TEXT SHOWN ::
──────────
In my view, Drug Dealer MD: How Doctors Were Duped, Patients Got Hooked and Why It’s So Hard To Stop is not about drug dealing physicians or corporate influences on medicine. It is the story of a doctor who did not plan a career that includes treating an often untreatable disease in a system not supportive and averse to helping people with addictions. It is the story of a doctor trying to understand and seek solutions where answers are few. It is the story of a doctor’s pain at what she sees and can little change. In the end, it is the story of a wounded healer.



  1. Rocky on August 11, 2018 at 11:42 pm

    Excellent review by Dr. Webster. Wonder if the gov helped Anna Lembke with her statistics. Lesson from this review, don’t buy the book to perpetuate false numberd. Appears Lembke was trying to make herself feel good. One might also question that as a psychiatrist who by all rights should be knowledgeable about addiction, where she received not only her medical training but her psychiatric training as well.

  2. Tracey on August 12, 2018 at 6:57 pm

    Sex addiction is not caused by having sex. Alcoholism is not caused by drinking a beer. Shopping addiction is not caused by shopping. Gambling addiction is not caused by gambling. Addiction to food is not caused by eating. If the initial causes of the mentioned addictions were sex, drinking a beer, shopping, gambling, eating, etc. then most Americans would be hard-core addicts of some sort of activity or substance, as we’ve all ate and shopped and most have taken a sip of alcohol or gambled at some point in their lives. Having said all that, opioid addiction is not caused by exposure to opioids.

    Addiction to anything is caused by some sort of underlying factor like a mental illness or disorder, poverty and hopelessness, past trauma and abuse of some sort, and a strong need to escape reality. Our government can restrict and ban all of the substances they wish and we’d still have the same rates of substance abuse and addiction. As long as there are people, there will always be a small amount with a strong need to escape their reality. As long as there are people, there will always be a small amount who wish to profit off of those who wish to escape reality by providing potentially-addicting and dangerous substances.

    The government and their ever excessive restrictions on the prescribing of opioid-based medication is doing nothing to decrease the rates of substance abuse and addiction and is harming those in legitimate need of pain relief. Innocent, chronically-ill people like my elderly disabled chronically-ill dad, who passed away in Feb. 2015, are the ones who are being greatly affected by these restrictions and are being forced to suffer so needlessly.

    My dad lost every bit of his ability to be somewhat mobile when he was stripped of the opioid-based medication that kept his pain down to a minimum for over 20 years. Within a year of losing access to the medication he took responsibly, following all directions and keeping it locked up, he was confined to a wheelchair 24/7. This caused his diabetes to spin out of control.
──────────
THE DATA ::
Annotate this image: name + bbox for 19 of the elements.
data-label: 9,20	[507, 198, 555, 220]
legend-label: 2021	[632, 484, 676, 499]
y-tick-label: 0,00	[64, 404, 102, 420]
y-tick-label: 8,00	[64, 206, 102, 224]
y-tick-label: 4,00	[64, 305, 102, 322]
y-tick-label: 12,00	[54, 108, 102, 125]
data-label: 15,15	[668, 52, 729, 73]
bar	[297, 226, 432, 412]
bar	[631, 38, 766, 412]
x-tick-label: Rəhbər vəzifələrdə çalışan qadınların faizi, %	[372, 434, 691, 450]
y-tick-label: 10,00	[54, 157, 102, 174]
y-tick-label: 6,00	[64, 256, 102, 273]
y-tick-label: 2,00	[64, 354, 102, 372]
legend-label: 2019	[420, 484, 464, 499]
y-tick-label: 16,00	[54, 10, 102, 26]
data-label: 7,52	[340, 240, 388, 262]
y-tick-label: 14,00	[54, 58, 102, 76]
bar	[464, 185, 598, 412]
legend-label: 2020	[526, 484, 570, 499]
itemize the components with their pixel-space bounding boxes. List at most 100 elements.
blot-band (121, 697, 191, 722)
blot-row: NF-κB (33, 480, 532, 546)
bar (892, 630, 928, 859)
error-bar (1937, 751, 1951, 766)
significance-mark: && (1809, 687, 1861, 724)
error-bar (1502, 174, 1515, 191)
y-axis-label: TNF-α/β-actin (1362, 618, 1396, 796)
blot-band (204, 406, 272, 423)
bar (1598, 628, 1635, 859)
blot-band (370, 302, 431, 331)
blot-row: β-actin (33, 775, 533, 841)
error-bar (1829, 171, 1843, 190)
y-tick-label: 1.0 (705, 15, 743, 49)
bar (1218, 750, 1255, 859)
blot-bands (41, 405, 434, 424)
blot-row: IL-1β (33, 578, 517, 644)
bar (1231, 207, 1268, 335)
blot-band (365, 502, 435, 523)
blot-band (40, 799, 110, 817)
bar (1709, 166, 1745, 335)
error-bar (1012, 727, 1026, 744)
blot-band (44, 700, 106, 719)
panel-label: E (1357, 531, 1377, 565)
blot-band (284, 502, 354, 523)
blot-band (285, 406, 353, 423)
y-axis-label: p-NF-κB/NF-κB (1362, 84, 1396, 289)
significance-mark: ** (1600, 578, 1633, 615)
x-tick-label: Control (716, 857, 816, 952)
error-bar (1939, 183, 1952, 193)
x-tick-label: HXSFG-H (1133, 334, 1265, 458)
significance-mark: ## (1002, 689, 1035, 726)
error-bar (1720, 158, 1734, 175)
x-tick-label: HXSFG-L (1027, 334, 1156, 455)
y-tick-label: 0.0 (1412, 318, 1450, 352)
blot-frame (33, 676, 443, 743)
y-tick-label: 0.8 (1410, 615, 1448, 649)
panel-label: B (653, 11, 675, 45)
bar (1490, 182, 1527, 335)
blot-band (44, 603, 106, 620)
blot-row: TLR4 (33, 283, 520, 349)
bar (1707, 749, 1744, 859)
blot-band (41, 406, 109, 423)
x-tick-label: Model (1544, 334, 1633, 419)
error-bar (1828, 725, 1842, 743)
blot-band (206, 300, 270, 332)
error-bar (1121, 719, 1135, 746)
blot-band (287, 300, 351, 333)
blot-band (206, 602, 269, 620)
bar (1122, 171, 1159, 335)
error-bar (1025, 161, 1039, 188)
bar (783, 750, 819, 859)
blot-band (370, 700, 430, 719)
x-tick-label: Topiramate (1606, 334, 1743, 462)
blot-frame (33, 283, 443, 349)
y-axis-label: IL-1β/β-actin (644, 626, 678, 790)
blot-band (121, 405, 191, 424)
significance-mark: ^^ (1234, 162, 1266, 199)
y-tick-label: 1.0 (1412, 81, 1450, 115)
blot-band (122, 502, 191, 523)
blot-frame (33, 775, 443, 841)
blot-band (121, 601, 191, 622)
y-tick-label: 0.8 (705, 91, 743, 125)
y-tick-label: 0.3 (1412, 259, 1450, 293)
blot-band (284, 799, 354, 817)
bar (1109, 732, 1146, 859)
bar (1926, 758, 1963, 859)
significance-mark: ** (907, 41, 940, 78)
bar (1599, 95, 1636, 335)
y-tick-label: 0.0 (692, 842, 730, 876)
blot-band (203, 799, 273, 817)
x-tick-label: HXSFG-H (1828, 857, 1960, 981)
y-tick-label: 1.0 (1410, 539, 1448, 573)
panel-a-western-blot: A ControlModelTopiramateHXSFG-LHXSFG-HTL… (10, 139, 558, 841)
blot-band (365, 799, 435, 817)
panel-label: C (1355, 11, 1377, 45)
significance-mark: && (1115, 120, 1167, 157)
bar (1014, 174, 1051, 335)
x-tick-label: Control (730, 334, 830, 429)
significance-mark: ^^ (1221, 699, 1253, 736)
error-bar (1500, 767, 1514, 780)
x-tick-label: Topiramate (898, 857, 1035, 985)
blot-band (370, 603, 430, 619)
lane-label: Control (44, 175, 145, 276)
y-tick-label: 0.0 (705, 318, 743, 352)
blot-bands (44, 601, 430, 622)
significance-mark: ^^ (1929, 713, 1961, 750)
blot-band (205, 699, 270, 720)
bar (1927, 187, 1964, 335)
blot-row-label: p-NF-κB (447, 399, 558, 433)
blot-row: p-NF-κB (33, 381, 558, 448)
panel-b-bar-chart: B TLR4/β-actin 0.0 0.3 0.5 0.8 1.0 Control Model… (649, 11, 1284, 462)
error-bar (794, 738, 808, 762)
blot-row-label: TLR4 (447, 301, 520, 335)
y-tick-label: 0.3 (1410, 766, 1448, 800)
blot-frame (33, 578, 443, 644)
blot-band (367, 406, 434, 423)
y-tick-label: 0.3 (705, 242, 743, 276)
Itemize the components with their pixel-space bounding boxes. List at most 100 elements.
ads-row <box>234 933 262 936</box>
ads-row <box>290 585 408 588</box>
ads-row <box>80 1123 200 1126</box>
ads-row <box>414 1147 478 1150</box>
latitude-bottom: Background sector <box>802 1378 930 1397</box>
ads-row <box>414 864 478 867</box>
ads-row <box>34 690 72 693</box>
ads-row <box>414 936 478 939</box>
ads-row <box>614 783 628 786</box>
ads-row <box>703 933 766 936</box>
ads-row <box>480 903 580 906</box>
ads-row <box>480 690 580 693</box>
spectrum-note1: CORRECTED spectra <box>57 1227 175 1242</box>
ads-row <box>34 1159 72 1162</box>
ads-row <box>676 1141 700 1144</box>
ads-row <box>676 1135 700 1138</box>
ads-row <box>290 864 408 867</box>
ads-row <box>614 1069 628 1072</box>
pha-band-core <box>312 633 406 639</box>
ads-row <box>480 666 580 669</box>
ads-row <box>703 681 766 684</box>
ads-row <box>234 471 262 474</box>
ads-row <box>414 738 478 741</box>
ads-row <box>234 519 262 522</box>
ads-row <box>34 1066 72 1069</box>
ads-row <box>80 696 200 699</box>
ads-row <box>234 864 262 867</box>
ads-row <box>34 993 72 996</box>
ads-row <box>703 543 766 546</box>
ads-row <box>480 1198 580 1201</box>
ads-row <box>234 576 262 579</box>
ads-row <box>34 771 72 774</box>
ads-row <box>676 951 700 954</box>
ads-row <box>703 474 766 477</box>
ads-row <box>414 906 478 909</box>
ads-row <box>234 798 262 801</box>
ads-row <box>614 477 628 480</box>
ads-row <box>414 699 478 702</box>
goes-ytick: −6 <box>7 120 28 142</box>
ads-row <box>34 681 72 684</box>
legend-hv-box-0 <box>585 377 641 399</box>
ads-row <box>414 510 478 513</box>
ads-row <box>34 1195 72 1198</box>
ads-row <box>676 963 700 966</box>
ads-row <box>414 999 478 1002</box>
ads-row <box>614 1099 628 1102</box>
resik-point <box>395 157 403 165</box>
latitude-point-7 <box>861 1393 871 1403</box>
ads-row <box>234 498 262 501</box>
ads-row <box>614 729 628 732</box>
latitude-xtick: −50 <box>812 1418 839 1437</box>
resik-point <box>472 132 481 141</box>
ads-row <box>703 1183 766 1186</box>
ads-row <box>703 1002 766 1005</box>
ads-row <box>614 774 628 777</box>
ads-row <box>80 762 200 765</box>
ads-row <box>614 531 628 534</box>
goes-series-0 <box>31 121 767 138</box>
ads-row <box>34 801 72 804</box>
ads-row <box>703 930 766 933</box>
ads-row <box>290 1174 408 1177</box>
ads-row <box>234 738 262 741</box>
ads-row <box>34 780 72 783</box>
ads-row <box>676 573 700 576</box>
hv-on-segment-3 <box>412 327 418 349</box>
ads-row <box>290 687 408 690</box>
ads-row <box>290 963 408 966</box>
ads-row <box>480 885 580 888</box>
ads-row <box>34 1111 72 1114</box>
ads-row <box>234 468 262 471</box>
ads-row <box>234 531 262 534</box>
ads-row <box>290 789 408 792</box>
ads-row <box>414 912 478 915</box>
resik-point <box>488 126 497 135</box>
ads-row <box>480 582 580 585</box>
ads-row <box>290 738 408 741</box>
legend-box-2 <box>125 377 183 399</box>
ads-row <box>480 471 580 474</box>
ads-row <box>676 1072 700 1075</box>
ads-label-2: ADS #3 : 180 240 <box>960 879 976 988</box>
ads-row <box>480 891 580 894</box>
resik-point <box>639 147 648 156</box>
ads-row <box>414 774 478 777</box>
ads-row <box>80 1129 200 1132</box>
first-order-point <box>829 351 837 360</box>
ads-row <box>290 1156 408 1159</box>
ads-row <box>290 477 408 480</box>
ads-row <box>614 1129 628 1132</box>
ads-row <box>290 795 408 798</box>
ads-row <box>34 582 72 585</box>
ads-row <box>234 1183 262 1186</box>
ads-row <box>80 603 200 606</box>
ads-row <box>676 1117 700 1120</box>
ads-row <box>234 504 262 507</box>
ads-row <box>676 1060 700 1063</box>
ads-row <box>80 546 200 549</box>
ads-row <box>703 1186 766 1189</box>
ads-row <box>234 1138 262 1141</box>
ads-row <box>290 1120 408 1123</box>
──────────
WHAT IS BEING ASKED ::
Output the text about Drug Dealer MD word for word, from "Excellent review by" through "training as well.".

SOLVED PROBLEM ::
Excellent review by Dr. Webster. Wonder if the gov helped Anna Lembke with her statistics. Lesson from this review, don’t buy the book to perpetuate false numberd. Appears Lembke was trying to make herself feel good. One might also question that as a psychiatrist who by all rights should be knowledgeable about addiction, where she received not only her medical training but her psychiatric training as well.